▶ **Records to use**:
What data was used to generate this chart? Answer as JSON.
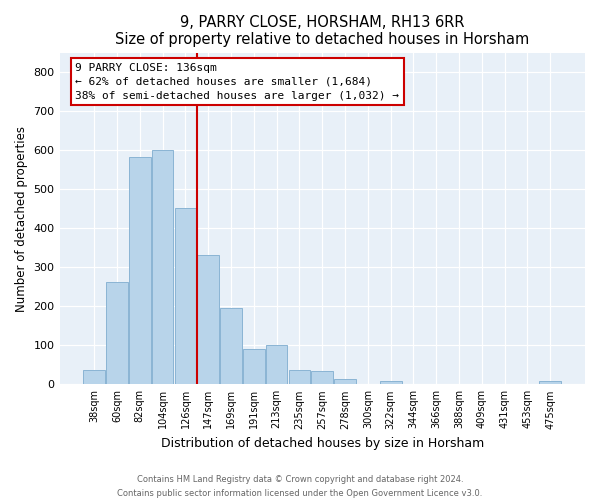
{
  "title": "9, PARRY CLOSE, HORSHAM, RH13 6RR",
  "subtitle": "Size of property relative to detached houses in Horsham",
  "xlabel": "Distribution of detached houses by size in Horsham",
  "ylabel": "Number of detached properties",
  "bar_color": "#b8d4ea",
  "bar_edge_color": "#8ab4d4",
  "categories": [
    "38sqm",
    "60sqm",
    "82sqm",
    "104sqm",
    "126sqm",
    "147sqm",
    "169sqm",
    "191sqm",
    "213sqm",
    "235sqm",
    "257sqm",
    "278sqm",
    "300sqm",
    "322sqm",
    "344sqm",
    "366sqm",
    "388sqm",
    "409sqm",
    "431sqm",
    "453sqm",
    "475sqm"
  ],
  "values": [
    37,
    263,
    583,
    601,
    453,
    331,
    196,
    90,
    100,
    37,
    33,
    14,
    0,
    9,
    0,
    0,
    0,
    0,
    0,
    0,
    9
  ],
  "vline_index": 4.5,
  "vline_color": "#cc0000",
  "annotation_title": "9 PARRY CLOSE: 136sqm",
  "annotation_line1": "← 62% of detached houses are smaller (1,684)",
  "annotation_line2": "38% of semi-detached houses are larger (1,032) →",
  "annotation_box_color": "#ffffff",
  "annotation_box_edge": "#cc0000",
  "ylim": [
    0,
    850
  ],
  "yticks": [
    0,
    100,
    200,
    300,
    400,
    500,
    600,
    700,
    800
  ],
  "footer_line1": "Contains HM Land Registry data © Crown copyright and database right 2024.",
  "footer_line2": "Contains public sector information licensed under the Open Government Licence v3.0.",
  "background_color": "#e8f0f8"
}
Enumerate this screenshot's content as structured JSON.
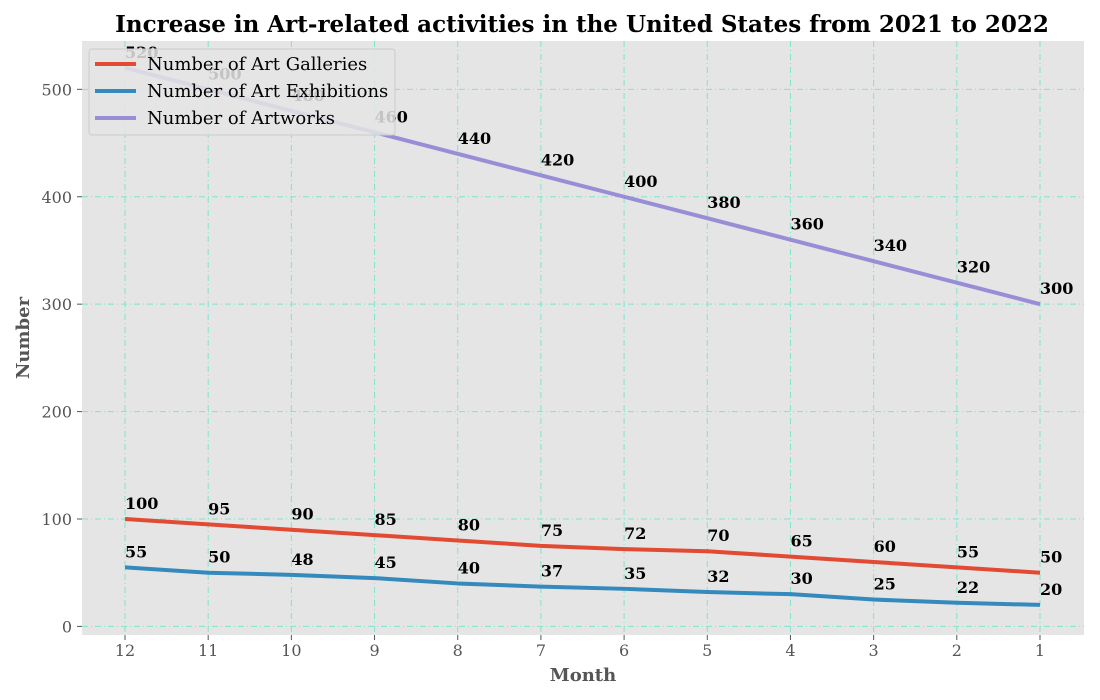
{
  "chart_data": {
    "type": "line",
    "title": "Increase in Art-related activities in the United States from 2021 to 2022",
    "xlabel": "Month",
    "ylabel": "Number",
    "x": [
      12,
      11,
      10,
      9,
      8,
      7,
      6,
      5,
      4,
      3,
      2,
      1
    ],
    "ylim": [
      -8,
      545
    ],
    "yticks": [
      0,
      100,
      200,
      300,
      400,
      500
    ],
    "grid": true,
    "legend_position": "top-left",
    "series": [
      {
        "name": "Number of Art Galleries",
        "color": "#E24A33",
        "values": [
          100,
          95,
          90,
          85,
          80,
          75,
          72,
          70,
          65,
          60,
          55,
          50
        ]
      },
      {
        "name": "Number of Art Exhibitions",
        "color": "#348ABD",
        "values": [
          55,
          50,
          48,
          45,
          40,
          37,
          35,
          32,
          30,
          25,
          22,
          20
        ]
      },
      {
        "name": "Number of Artworks",
        "color": "#988ED5",
        "values": [
          520,
          500,
          480,
          460,
          440,
          420,
          400,
          380,
          360,
          340,
          320,
          300
        ]
      }
    ],
    "colors": {
      "plot_background": "#E5E5E5",
      "grid": "#7FE5CC"
    }
  }
}
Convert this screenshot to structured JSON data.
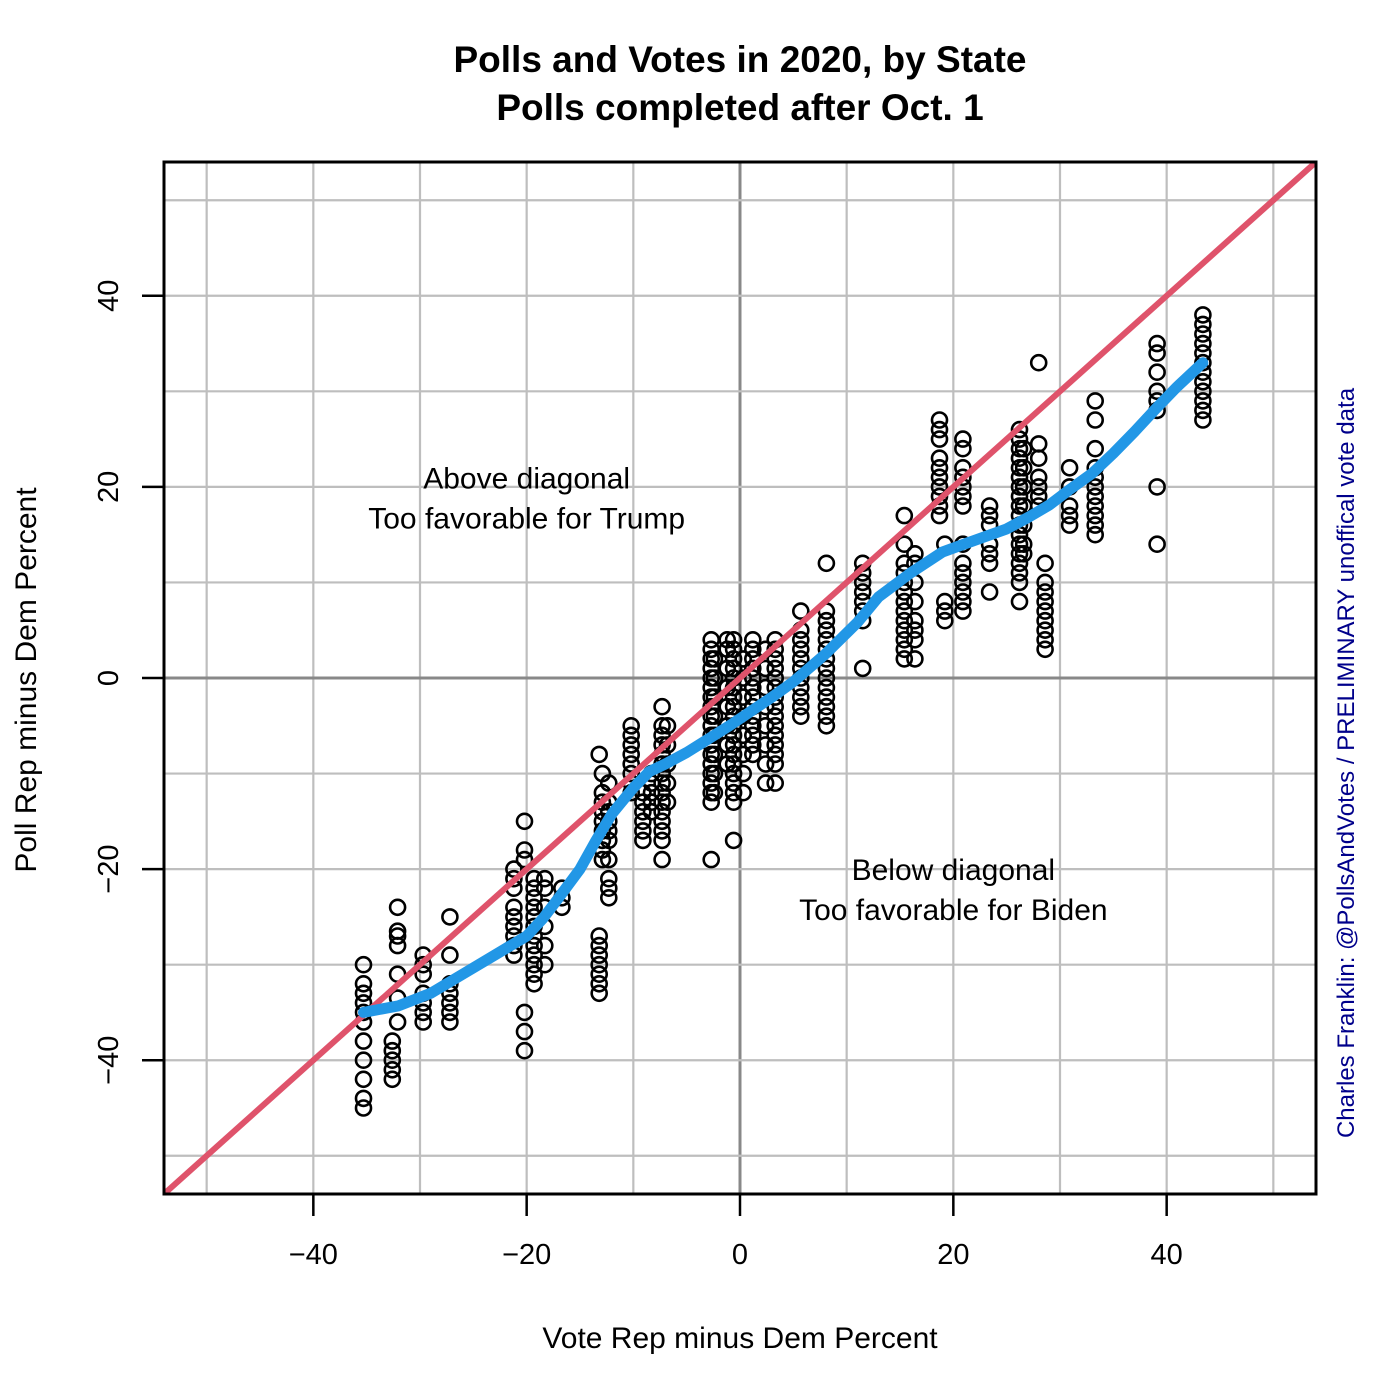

▶ **Written instruction**: The records above are to be quoted exactly, with all pictures left out.

▶ **Solution below**:
What data was used to generate this chart? Answer as JSON.
{
  "title": "9, PARRY CLOSE, HORSHAM, RH13 6RR",
  "subtitle": "Size of property relative to detached houses in Horsham",
  "xlabel": "Distribution of detached houses by size in Horsham",
  "ylabel": "Number of detached properties",
  "bar_color": "#b8d4ea",
  "bar_edge_color": "#8ab4d4",
  "categories": [
    "38sqm",
    "60sqm",
    "82sqm",
    "104sqm",
    "126sqm",
    "147sqm",
    "169sqm",
    "191sqm",
    "213sqm",
    "235sqm",
    "257sqm",
    "278sqm",
    "300sqm",
    "322sqm",
    "344sqm",
    "366sqm",
    "388sqm",
    "409sqm",
    "431sqm",
    "453sqm",
    "475sqm"
  ],
  "values": [
    37,
    263,
    583,
    601,
    453,
    331,
    196,
    90,
    100,
    37,
    33,
    14,
    0,
    9,
    0,
    0,
    0,
    0,
    0,
    0,
    9
  ],
  "vline_index": 4.5,
  "vline_color": "#cc0000",
  "annotation_title": "9 PARRY CLOSE: 136sqm",
  "annotation_line1": "← 62% of detached houses are smaller (1,684)",
  "annotation_line2": "38% of semi-detached houses are larger (1,032) →",
  "annotation_box_color": "#ffffff",
  "annotation_box_edge": "#cc0000",
  "ylim": [
    0,
    850
  ],
  "yticks": [
    0,
    100,
    200,
    300,
    400,
    500,
    600,
    700,
    800
  ],
  "footer_line1": "Contains HM Land Registry data © Crown copyright and database right 2024.",
  "footer_line2": "Contains public sector information licensed under the Open Government Licence v3.0.",
  "background_color": "#e8f0f8"
}
Enumerate this screenshot's content as structured JSON.
{
  "chart_data": {
    "type": "line",
    "title": "Increase in Art-related activities in the United States from 2021 to 2022",
    "xlabel": "Month",
    "ylabel": "Number",
    "x": [
      12,
      11,
      10,
      9,
      8,
      7,
      6,
      5,
      4,
      3,
      2,
      1
    ],
    "ylim": [
      -8,
      545
    ],
    "yticks": [
      0,
      100,
      200,
      300,
      400,
      500
    ],
    "grid": true,
    "legend_position": "top-left",
    "series": [
      {
        "name": "Number of Art Galleries",
        "color": "#E24A33",
        "values": [
          100,
          95,
          90,
          85,
          80,
          75,
          72,
          70,
          65,
          60,
          55,
          50
        ]
      },
      {
        "name": "Number of Art Exhibitions",
        "color": "#348ABD",
        "values": [
          55,
          50,
          48,
          45,
          40,
          37,
          35,
          32,
          30,
          25,
          22,
          20
        ]
      },
      {
        "name": "Number of Artworks",
        "color": "#988ED5",
        "values": [
          520,
          500,
          480,
          460,
          440,
          420,
          400,
          380,
          360,
          340,
          320,
          300
        ]
      }
    ],
    "colors": {
      "plot_background": "#E5E5E5",
      "grid": "#7FE5CC"
    }
  }
}
Convert this screenshot to structured JSON data.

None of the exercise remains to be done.